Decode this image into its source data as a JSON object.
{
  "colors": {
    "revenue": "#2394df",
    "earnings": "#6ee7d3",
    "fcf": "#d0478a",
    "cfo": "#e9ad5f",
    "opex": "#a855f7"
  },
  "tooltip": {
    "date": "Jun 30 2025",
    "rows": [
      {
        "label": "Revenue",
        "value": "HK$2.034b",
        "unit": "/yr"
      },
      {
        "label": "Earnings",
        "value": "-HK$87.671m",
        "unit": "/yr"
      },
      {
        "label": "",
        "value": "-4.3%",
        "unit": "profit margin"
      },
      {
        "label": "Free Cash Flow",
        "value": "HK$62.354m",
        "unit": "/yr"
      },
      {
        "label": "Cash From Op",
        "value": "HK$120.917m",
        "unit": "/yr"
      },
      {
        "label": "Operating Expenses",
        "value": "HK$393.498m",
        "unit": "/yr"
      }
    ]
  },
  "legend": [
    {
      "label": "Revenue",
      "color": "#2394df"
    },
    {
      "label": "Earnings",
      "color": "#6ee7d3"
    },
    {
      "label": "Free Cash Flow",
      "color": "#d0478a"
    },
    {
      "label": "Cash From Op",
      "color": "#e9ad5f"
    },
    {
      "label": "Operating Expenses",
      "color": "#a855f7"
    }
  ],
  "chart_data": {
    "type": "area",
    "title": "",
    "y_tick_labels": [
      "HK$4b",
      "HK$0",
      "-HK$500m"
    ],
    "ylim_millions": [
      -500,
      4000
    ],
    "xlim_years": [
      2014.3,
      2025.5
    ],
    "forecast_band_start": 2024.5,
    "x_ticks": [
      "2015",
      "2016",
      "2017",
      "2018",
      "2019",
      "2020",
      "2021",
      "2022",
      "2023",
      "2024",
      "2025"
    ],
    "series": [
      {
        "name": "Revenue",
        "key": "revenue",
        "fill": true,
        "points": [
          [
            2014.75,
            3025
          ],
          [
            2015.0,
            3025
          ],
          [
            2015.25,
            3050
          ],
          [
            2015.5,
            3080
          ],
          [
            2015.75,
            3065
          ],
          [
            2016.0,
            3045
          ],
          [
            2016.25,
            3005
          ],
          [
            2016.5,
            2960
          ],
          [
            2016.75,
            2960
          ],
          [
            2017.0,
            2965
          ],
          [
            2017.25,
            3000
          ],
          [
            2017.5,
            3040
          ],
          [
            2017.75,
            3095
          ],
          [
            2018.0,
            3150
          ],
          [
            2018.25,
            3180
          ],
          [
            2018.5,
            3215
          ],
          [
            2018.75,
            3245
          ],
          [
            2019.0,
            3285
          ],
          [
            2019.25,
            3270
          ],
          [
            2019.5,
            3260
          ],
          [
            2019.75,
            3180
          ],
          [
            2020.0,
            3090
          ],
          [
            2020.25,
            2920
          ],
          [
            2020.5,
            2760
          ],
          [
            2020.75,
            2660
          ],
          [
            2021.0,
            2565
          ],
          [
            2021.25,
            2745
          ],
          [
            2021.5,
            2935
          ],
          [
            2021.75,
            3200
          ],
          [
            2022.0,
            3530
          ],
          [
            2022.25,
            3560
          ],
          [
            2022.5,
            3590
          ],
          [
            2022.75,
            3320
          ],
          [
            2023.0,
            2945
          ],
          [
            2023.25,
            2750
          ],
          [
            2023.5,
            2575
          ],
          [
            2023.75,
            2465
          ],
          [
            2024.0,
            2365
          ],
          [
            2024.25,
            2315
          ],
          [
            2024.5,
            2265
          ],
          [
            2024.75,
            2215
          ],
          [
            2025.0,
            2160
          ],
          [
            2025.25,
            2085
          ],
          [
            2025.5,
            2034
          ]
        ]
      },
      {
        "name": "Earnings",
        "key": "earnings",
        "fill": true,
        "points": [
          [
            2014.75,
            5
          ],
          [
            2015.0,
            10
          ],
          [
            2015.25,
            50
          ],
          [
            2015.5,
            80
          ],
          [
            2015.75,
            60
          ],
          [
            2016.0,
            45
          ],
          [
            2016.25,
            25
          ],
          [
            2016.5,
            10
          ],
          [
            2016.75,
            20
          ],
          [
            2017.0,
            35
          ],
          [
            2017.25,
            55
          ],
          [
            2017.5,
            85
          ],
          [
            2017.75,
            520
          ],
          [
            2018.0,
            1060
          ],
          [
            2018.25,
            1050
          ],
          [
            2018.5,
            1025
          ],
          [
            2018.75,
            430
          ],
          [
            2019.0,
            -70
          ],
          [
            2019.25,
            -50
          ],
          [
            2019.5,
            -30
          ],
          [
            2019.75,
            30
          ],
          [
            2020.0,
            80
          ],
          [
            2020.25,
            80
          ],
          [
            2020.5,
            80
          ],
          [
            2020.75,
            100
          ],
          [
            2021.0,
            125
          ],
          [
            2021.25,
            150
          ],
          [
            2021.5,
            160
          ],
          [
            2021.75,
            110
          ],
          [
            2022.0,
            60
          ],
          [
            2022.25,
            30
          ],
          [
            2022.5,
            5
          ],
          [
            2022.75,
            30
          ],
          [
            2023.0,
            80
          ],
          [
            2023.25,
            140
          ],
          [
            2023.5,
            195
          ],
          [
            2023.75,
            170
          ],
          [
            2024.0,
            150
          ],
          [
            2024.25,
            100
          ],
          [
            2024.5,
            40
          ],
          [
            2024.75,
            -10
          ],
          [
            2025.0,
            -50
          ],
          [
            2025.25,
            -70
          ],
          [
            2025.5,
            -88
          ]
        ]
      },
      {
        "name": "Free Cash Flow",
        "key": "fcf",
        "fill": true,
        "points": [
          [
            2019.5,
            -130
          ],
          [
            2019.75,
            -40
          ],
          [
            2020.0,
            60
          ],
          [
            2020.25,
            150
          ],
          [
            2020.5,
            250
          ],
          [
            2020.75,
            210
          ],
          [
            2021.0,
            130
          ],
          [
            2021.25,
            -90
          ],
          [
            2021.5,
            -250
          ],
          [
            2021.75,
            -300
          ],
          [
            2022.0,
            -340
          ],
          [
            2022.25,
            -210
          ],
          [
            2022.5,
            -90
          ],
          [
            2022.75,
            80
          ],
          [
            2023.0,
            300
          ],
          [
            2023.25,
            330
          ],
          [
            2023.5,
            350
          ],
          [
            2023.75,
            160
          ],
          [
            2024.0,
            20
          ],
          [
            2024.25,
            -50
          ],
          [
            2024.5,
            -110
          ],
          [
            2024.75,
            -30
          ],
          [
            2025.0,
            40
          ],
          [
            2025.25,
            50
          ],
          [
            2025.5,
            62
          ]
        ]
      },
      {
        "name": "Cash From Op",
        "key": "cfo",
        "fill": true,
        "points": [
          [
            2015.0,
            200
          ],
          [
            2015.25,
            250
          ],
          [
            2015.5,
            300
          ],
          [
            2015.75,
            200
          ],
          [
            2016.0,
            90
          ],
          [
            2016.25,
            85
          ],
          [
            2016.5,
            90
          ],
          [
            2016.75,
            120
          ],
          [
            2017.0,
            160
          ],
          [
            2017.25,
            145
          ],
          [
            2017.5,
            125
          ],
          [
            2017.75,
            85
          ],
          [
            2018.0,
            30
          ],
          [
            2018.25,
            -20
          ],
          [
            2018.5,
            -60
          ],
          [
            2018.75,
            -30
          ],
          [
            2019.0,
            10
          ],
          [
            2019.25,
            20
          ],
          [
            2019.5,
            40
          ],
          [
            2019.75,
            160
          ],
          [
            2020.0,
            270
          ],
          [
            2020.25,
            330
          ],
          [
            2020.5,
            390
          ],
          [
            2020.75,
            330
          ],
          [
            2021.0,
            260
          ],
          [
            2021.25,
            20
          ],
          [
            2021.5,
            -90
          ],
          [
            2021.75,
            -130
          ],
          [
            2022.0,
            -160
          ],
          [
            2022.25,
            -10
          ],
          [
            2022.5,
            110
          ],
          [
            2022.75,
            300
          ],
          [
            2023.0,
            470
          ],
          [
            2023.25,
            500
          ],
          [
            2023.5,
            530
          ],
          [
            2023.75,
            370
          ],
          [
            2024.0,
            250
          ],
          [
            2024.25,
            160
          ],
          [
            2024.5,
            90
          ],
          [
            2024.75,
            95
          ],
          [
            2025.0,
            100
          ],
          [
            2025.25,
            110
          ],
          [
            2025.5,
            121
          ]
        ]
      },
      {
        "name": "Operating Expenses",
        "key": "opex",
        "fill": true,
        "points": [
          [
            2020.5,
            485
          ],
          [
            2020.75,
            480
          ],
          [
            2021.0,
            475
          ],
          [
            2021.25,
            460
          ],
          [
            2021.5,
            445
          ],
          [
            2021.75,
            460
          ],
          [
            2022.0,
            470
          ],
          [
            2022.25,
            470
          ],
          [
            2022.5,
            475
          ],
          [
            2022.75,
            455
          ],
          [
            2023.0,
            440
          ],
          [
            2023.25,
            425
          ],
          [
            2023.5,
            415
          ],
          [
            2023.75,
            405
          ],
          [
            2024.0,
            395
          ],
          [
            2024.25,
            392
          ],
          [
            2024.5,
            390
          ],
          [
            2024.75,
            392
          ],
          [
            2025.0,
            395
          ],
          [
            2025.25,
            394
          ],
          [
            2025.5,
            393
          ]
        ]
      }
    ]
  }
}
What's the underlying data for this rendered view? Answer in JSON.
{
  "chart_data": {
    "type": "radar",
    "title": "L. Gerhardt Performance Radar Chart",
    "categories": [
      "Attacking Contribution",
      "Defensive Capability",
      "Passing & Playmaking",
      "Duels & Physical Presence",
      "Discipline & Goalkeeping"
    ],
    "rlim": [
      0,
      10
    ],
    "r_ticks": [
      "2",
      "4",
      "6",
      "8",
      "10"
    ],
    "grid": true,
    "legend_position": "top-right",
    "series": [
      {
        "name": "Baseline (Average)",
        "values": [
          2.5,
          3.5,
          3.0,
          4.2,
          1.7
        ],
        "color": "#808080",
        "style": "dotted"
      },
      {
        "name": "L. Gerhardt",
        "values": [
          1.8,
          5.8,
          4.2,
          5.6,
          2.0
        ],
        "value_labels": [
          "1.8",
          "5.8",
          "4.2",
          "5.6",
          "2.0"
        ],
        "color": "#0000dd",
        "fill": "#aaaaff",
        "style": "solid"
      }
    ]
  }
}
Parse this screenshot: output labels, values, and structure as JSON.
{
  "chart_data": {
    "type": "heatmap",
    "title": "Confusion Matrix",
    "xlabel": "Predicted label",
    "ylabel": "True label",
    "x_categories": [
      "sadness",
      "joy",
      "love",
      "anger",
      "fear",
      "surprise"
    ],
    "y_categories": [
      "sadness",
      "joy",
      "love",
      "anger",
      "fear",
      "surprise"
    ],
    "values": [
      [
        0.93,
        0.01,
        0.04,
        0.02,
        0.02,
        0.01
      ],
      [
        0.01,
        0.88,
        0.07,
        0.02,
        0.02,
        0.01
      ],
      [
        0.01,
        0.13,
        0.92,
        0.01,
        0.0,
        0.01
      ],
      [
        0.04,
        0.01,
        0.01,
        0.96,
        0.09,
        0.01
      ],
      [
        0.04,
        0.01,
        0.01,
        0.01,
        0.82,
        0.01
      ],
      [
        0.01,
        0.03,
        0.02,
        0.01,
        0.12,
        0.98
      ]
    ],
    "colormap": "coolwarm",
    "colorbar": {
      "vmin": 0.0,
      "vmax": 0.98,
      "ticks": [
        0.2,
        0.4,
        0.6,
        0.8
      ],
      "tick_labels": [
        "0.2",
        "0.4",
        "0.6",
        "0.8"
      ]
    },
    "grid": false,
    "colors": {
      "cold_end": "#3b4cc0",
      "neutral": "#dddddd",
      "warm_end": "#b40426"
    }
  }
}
###
Problem
Set down, exactly and in full, the lines from the one containing "Parse this screenshot: output" through the end of the entries; no other line belongs.

Written solution
Parse this screenshot: output labels, values, and structure as JSON.
{
  "chart_data": {
    "type": "heatmap",
    "title": "Confusion Matrix",
    "xlabel": "Predicted label",
    "ylabel": "True label",
    "x_categories": [
      "sadness",
      "joy",
      "love",
      "anger",
      "fear",
      "surprise"
    ],
    "y_categories": [
      "sadness",
      "joy",
      "love",
      "anger",
      "fear",
      "surprise"
    ],
    "values": [
      [
        0.93,
        0.01,
        0.04,
        0.02,
        0.02,
        0.01
      ],
      [
        0.01,
        0.88,
        0.07,
        0.02,
        0.02,
        0.01
      ],
      [
        0.01,
        0.13,
        0.92,
        0.01,
        0.0,
        0.01
      ],
      [
        0.04,
        0.01,
        0.01,
        0.96,
        0.09,
        0.01
      ],
      [
        0.04,
        0.01,
        0.01,
        0.01,
        0.82,
        0.01
      ],
      [
        0.01,
        0.03,
        0.02,
        0.01,
        0.12,
        0.98
      ]
    ],
    "colormap": "coolwarm",
    "colorbar": {
      "vmin": 0.0,
      "vmax": 0.98,
      "ticks": [
        0.2,
        0.4,
        0.6,
        0.8
      ],
      "tick_labels": [
        "0.2",
        "0.4",
        "0.6",
        "0.8"
      ]
    },
    "grid": false,
    "colors": {
      "cold_end": "#3b4cc0",
      "neutral": "#dddddd",
      "warm_end": "#b40426"
    }
  }
}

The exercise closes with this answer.